◆ **Problem requirements**:
Quote, verbatim, all material below, without pictures.

____

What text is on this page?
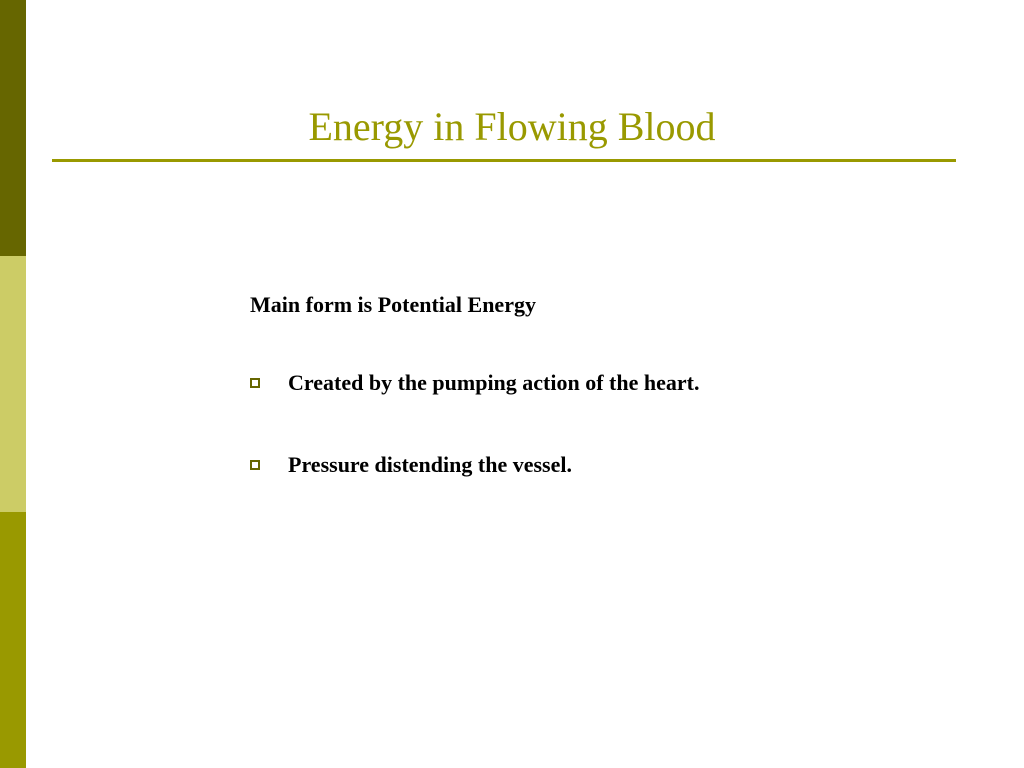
Energy in Flowing Blood

Main form is Potential Energy

Created by the pumping action of the heart.
Pressure distending the vessel.
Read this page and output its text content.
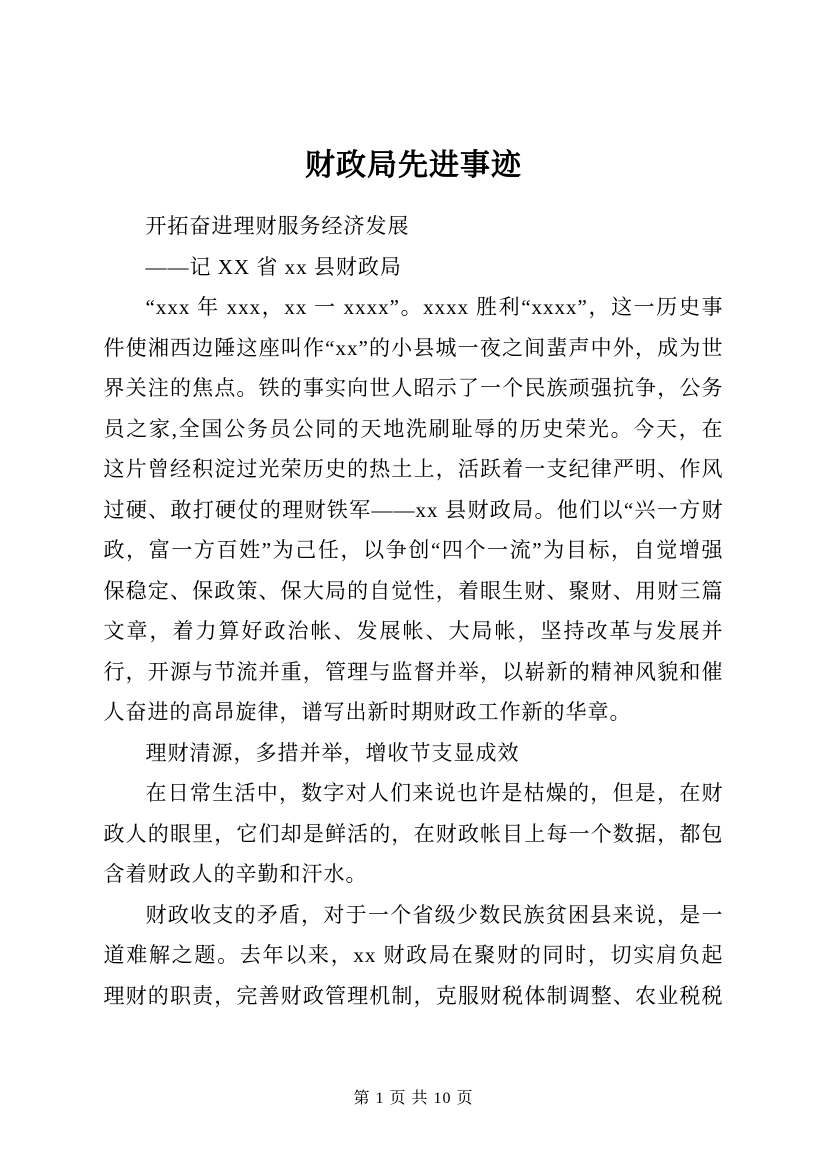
财政局先进事迹

开拓奋进理财服务经济发展

——记 XX 省 xx 县财政局

“xxx 年 xxx，xx 一 xxxx”。xxxx 胜利“xxxx”，这一历史事件使湘西边陲这座叫作“xx”的小县城一夜之间蜚声中外，成为世界关注的焦点。铁的事实向世人昭示了一个民族顽强抗争，公务员之家,全国公务员公同的天地洗刷耻辱的历史荣光。今天，在这片曾经积淀过光荣历史的热土上，活跃着一支纪律严明、作风过硬、敢打硬仗的理财铁军——xx 县财政局。他们以“兴一方财政，富一方百姓”为己任，以争创“四个一流”为目标，自觉增强保稳定、保政策、保大局的自觉性，着眼生财、聚财、用财三篇文章，着力算好政治帐、发展帐、大局帐，坚持改革与发展并行，开源与节流并重，管理与监督并举，以崭新的精神风貌和催人奋进的高昂旋律，谱写出新时期财政工作新的华章。

理财清源，多措并举，增收节支显成效

在日常生活中，数字对人们来说也许是枯燥的，但是，在财政人的眼里，它们却是鲜活的，在财政帐目上每一个数据，都包含着财政人的辛勤和汗水。

财政收支的矛盾，对于一个省级少数民族贫困县来说，是一道难解之题。去年以来，xx 财政局在聚财的同时，切实肩负起理财的职责，完善财政管理机制，克服财税体制调整、农业税税

第 1 页 共 10 页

____

◆ **Response to this exercise**:
What text is on this page?
Energy in Flowing Blood

Main form is Potential Energy

Created by the pumping action of the heart.
Pressure distending the vessel.
Read this page and output its text content.
财政局先进事迹

开拓奋进理财服务经济发展

——记 XX 省 xx 县财政局

“xxx 年 xxx，xx 一 xxxx”。xxxx 胜利“xxxx”，这一历史事件使湘西边陲这座叫作“xx”的小县城一夜之间蜚声中外，成为世界关注的焦点。铁的事实向世人昭示了一个民族顽强抗争，公务员之家,全国公务员公同的天地洗刷耻辱的历史荣光。今天，在这片曾经积淀过光荣历史的热土上，活跃着一支纪律严明、作风过硬、敢打硬仗的理财铁军——xx 县财政局。他们以“兴一方财政，富一方百姓”为己任，以争创“四个一流”为目标，自觉增强保稳定、保政策、保大局的自觉性，着眼生财、聚财、用财三篇文章，着力算好政治帐、发展帐、大局帐，坚持改革与发展并行，开源与节流并重，管理与监督并举，以崭新的精神风貌和催人奋进的高昂旋律，谱写出新时期财政工作新的华章。

理财清源，多措并举，增收节支显成效

在日常生活中，数字对人们来说也许是枯燥的，但是，在财政人的眼里，它们却是鲜活的，在财政帐目上每一个数据，都包含着财政人的辛勤和汗水。

财政收支的矛盾，对于一个省级少数民族贫困县来说，是一道难解之题。去年以来，xx 财政局在聚财的同时，切实肩负起理财的职责，完善财政管理机制，克服财税体制调整、农业税税

第 1 页 共 10 页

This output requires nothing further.